» **Instrucciones**
• a. Indica si cada afirmación coincide con el texto sobre el gaslighting. Responde sí o no y cita las palabras del texto que lo deciden.
(i) El término procede de una obra de teatro de 1938.
(ii) Una sola discusión difícil basta para hablar de gaslighting.
(iii) Al contrarrestar, quien ejerce el gaslighting corrige detalles pequeños.
• b. Prosigue el texto sobre el gaslighting a partir de su última línea.

» **Fragmento del documento**
══════════

Señales de gaslighting
Lee cada táctica con su ejemplo. Lo que define el patrón es que se repita y que te deje dudando de tu propia memoria, y una discusión difícil por sí sola no lo es.
1. Qué es el gaslighting
Antes de las tácticas, el concepto.
- Es una forma de abuso emocional que hace que la persona cuestione sus propios sentimientos, sus instintos y su cordura.
- El término viene de una obra de teatro de 1938 en la que un marido baja las luces de gas de la casa y le insiste a su esposa que se lo está imaginando.
- No toda mentira ni todo desacuerdo es gaslighting. El patrón es sostenido y apunta a tu confianza en tu propia memoria.
2. Retener
Se niega a escuchar o a entender.
- Suena así. “No quiero escuchar esto de nuevo.”
- También aparece como “no vas a hacerme sentir culpable otra vez” para cortar el tema.
- Efecto en ti. Dejas de plantear lo que te molesta porque nunca hay momento.
3. Contrarrestar
Pone en duda tu memoria.
- Suena así. “Estás mal, tú nunca recuerdas bien las cosas.”
- Corrige detalles pequeños para desarmar el reclamo completo.
- Efecto en ti. Empiezas a anotar conversaciones para comprobar que ocurrieron.
4. Bloquear o desviar
Cambia el tema o cuestiona tu forma de pensar.
- Suena así. “Te estás imaginando cosas.”

══════════

» **Extractos de datos**
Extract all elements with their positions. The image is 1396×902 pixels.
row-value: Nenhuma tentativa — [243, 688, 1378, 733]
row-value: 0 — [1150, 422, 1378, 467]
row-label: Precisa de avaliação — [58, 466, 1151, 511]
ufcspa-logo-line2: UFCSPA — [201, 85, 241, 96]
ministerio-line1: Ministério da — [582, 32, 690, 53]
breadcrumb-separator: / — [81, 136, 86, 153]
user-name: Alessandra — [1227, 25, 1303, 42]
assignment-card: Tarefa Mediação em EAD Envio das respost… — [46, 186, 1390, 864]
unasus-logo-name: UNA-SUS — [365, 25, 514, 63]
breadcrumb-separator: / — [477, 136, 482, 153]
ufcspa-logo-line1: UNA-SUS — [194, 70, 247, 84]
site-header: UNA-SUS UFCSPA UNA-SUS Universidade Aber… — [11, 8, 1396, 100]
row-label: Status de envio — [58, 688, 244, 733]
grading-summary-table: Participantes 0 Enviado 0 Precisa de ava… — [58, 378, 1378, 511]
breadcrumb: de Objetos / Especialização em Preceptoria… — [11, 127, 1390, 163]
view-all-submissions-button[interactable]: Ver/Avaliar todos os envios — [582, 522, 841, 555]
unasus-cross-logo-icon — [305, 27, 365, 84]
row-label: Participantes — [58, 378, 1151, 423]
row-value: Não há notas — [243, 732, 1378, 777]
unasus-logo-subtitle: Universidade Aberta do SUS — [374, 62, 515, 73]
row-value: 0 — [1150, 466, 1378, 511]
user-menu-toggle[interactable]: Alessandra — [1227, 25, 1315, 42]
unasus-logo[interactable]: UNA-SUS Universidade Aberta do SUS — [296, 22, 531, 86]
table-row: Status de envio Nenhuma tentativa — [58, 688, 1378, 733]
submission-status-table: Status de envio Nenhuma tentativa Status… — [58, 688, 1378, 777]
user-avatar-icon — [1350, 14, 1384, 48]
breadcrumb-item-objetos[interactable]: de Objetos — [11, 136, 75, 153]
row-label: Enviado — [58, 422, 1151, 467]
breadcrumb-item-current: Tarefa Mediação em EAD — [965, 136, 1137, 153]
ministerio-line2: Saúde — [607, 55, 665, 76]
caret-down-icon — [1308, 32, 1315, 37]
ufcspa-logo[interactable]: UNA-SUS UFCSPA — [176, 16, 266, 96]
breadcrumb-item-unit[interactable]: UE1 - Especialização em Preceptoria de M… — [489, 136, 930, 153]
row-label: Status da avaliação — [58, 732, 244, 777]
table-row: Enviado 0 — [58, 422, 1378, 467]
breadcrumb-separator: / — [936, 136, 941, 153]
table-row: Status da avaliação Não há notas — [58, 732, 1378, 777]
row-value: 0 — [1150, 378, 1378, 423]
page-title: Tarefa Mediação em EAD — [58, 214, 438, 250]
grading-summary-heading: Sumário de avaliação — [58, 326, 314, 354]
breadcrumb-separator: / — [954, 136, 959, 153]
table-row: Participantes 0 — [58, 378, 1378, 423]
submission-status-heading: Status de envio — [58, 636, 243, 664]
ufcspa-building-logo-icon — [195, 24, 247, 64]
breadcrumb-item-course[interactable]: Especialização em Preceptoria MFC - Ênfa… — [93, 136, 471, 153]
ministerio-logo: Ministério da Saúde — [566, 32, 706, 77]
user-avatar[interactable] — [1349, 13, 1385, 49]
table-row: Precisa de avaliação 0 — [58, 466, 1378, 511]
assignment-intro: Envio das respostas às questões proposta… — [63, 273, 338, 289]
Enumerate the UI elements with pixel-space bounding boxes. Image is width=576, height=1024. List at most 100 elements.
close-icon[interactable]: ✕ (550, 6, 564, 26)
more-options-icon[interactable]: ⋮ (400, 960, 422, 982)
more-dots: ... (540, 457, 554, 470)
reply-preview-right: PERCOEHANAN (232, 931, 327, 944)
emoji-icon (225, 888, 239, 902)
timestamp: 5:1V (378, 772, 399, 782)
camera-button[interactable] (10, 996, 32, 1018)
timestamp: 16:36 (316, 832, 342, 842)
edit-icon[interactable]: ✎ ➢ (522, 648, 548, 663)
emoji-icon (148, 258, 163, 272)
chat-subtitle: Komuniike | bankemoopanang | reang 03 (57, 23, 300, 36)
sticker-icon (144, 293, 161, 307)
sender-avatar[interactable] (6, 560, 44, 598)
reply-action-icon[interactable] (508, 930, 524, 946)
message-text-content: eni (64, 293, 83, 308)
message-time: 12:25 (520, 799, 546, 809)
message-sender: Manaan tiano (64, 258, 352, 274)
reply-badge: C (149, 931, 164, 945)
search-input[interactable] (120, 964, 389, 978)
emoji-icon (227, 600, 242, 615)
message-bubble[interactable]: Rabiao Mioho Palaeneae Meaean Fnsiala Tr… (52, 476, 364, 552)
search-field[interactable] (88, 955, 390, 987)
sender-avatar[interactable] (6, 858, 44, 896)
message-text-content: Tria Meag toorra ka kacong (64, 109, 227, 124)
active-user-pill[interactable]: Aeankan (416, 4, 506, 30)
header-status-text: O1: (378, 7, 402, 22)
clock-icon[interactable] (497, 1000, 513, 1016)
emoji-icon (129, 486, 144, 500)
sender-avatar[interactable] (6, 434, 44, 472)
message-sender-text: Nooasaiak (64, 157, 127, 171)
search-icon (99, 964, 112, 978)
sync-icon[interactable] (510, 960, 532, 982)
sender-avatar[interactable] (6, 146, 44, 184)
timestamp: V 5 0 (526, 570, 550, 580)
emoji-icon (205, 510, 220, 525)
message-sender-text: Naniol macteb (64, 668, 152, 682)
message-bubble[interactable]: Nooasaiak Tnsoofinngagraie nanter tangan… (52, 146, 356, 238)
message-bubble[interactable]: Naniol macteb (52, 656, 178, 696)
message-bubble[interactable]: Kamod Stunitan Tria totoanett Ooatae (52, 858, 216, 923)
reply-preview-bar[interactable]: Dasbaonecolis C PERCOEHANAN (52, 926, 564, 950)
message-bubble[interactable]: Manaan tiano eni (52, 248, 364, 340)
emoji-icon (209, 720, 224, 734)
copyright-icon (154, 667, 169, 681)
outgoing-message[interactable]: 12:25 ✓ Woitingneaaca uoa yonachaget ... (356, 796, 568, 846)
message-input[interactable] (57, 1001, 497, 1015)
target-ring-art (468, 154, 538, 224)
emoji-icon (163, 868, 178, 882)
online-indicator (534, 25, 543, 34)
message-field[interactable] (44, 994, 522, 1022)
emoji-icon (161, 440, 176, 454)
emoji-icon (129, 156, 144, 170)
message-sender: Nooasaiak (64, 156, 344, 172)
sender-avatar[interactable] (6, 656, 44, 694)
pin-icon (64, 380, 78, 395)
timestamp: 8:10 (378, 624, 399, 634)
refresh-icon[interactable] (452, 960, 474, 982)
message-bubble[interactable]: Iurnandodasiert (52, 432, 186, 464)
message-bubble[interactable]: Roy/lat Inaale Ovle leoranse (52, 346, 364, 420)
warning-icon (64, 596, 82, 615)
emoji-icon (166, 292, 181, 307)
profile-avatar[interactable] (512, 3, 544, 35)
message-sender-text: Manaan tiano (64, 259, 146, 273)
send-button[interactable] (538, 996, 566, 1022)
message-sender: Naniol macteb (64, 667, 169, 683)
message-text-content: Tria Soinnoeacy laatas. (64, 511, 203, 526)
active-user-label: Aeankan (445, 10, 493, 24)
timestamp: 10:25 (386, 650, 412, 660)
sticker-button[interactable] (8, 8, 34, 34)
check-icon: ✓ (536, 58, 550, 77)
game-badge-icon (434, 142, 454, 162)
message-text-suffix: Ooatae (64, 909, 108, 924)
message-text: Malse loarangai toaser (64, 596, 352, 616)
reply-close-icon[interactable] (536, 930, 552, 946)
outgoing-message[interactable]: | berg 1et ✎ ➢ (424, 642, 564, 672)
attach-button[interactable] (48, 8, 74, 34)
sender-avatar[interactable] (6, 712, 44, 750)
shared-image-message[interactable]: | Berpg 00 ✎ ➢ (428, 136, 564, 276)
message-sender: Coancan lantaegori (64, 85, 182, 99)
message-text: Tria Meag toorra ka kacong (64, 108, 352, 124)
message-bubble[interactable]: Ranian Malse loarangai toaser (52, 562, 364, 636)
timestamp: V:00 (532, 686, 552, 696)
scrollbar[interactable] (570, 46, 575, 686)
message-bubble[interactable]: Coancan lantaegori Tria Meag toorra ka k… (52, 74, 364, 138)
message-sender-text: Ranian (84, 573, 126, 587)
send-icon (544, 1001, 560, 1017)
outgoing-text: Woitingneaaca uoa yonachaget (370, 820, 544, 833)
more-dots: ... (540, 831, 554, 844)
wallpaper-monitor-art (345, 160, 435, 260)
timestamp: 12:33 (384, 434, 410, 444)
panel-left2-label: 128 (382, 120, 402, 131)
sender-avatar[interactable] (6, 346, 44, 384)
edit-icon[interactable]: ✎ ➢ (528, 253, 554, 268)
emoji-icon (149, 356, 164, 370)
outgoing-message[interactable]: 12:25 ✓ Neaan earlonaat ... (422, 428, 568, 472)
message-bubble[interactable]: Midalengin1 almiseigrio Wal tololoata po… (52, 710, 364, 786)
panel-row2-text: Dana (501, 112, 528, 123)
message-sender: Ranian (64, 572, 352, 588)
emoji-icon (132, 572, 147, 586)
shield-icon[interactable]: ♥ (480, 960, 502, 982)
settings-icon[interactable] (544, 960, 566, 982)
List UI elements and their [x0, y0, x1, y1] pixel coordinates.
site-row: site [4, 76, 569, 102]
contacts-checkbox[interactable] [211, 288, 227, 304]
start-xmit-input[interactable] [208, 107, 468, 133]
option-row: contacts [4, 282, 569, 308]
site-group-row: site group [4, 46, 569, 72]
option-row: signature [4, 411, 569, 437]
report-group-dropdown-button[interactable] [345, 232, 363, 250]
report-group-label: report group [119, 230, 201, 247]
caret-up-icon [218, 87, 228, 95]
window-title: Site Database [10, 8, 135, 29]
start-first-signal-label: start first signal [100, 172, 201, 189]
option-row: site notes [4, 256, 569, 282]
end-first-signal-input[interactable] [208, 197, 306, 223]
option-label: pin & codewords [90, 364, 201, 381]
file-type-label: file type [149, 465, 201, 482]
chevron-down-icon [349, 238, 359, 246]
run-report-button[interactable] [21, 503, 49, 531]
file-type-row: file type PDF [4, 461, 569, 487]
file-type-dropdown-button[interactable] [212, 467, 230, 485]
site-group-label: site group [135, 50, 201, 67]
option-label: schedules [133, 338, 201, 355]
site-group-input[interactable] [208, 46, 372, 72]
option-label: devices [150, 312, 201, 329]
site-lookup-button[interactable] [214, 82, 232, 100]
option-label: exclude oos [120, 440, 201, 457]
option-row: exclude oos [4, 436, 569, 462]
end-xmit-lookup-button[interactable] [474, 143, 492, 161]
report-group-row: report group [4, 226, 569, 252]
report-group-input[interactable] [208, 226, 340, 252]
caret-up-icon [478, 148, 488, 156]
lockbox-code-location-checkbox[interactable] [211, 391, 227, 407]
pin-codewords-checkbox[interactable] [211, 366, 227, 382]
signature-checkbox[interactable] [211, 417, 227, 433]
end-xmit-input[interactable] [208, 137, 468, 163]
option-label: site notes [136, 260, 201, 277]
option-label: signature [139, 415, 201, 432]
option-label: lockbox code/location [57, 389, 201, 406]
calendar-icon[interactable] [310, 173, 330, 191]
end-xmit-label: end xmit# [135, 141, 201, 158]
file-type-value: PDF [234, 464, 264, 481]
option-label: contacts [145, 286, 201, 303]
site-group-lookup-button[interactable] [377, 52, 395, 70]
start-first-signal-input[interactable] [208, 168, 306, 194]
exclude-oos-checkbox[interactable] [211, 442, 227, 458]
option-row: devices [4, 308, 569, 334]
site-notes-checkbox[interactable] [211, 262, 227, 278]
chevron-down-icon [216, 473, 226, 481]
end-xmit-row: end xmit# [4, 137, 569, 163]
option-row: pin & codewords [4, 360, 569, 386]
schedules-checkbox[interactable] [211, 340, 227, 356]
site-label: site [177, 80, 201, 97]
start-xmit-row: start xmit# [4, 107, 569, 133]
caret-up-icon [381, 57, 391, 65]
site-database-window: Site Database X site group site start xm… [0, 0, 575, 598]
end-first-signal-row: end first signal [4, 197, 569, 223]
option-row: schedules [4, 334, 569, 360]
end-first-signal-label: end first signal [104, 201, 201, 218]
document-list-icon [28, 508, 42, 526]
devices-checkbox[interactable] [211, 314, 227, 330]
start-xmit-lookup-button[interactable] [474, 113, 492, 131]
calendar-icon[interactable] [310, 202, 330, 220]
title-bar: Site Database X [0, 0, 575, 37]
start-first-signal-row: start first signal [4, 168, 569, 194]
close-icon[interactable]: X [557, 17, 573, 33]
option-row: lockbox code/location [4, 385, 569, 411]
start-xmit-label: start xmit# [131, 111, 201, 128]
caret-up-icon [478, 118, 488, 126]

══════════

» **Respuestas**
• a.
(i) Sí: "El término viene de una obra de teatro de 1938".
(ii) No: "una discusión difícil por sí sola no lo es."
(iii) Sí: "Corrige detalles pequeños para desarmar el reclamo completo."

• b.
- También “¿De dónde sacaste esa idea? Seguro te la metió tu hermana.”
- Efecto en ti. La conversación nunca llega al punto que querías tratar.
5. Trivializar
Hace que tus necesidades parezcan exageradas.
- Suena así. “¿Te vas a enojar por una pequeña cosa?”
- También “eres demasiado sensible”.
- Efecto en ti. Pides perdón por sentir lo que sientes.
6. Olvidar o negar
Finge que no pasó.
- Suena así. “No sé de lo que estás hablando.”
- Niega promesas o acuerdos que tú recuerdas con claridad.
- Efecto en ti. Sientes que estás perdiendo la cabeza, y de eso vive la táctica.
7. Qué hacer con lo que reconociste
Ordenar antes de decidir.
- Anota los hechos con fecha, en un lugar seguro. La memoria escrita sostiene lo que la duda erosiona.
- Cuéntaselo a alguien de confianza fuera de la relación.
- Si hay miedo, amenazas o violencia, llama a los servicios de emergencia de tu país o a la línea nacional de atención a víctimas.
- Hablarlo con un profesional ayuda a recuperar la confianza en tu propio criterio.
Esta hoja ayuda a ordenar lo que vives. No sirve para diagnosticar a otra persona ni para etiquetar cada desacuerdo como manipulación.